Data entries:

^^^^^^^^^^^^^^^^

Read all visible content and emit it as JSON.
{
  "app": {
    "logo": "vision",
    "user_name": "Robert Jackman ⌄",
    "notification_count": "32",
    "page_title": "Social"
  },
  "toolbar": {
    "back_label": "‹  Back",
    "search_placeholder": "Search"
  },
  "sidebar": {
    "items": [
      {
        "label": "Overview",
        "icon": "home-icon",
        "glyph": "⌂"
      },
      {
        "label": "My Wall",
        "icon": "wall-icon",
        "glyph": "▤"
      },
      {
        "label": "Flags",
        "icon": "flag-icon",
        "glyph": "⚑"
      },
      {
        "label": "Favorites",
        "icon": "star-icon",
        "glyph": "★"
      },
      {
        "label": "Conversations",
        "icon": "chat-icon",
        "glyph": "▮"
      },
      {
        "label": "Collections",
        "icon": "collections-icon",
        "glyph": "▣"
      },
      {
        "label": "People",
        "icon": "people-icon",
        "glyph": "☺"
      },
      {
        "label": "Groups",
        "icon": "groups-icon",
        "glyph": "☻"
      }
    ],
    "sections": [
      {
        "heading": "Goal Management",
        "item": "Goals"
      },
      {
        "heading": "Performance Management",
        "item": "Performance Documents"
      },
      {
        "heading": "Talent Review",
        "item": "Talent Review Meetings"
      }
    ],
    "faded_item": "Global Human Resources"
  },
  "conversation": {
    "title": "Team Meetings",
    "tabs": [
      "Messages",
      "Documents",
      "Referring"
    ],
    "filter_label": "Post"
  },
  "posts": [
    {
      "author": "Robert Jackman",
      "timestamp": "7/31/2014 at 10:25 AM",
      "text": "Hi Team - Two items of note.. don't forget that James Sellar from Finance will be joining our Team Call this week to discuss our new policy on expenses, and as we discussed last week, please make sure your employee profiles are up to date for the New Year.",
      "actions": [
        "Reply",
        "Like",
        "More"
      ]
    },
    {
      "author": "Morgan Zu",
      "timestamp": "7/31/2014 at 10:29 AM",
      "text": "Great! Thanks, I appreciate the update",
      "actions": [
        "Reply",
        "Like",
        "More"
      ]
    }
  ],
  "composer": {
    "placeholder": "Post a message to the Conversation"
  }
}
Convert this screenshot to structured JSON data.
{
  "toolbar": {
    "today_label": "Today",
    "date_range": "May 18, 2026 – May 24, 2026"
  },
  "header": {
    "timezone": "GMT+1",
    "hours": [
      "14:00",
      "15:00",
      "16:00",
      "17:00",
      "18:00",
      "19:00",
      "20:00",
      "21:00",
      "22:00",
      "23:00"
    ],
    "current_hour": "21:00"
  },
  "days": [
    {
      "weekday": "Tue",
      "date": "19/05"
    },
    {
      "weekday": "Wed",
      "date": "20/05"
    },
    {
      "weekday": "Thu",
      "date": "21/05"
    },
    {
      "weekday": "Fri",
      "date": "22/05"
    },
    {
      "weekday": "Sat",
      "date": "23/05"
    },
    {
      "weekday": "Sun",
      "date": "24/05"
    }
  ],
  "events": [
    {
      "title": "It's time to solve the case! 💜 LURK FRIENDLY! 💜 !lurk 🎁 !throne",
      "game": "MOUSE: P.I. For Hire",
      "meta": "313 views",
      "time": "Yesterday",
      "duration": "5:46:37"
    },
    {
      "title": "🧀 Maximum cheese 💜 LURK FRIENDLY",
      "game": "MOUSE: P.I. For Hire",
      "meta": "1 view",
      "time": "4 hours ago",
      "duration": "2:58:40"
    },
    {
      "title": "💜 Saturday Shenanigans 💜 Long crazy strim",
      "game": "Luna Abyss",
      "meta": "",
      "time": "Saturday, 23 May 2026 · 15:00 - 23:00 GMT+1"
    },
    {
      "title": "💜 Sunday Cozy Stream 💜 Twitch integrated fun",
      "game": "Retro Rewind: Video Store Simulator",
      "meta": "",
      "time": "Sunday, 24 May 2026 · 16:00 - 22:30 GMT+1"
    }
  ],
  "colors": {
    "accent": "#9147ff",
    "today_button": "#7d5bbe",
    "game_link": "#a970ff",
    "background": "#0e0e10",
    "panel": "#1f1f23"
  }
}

^^^^^^^^^^^^^^^^

Exercise:
Extract every line above containing the word "weekday".

Task solution:
      "weekday": "Tue",
      "weekday": "Wed",
      "weekday": "Thu",
      "weekday": "Fri",
      "weekday": "Sat",
      "weekday": "Sun",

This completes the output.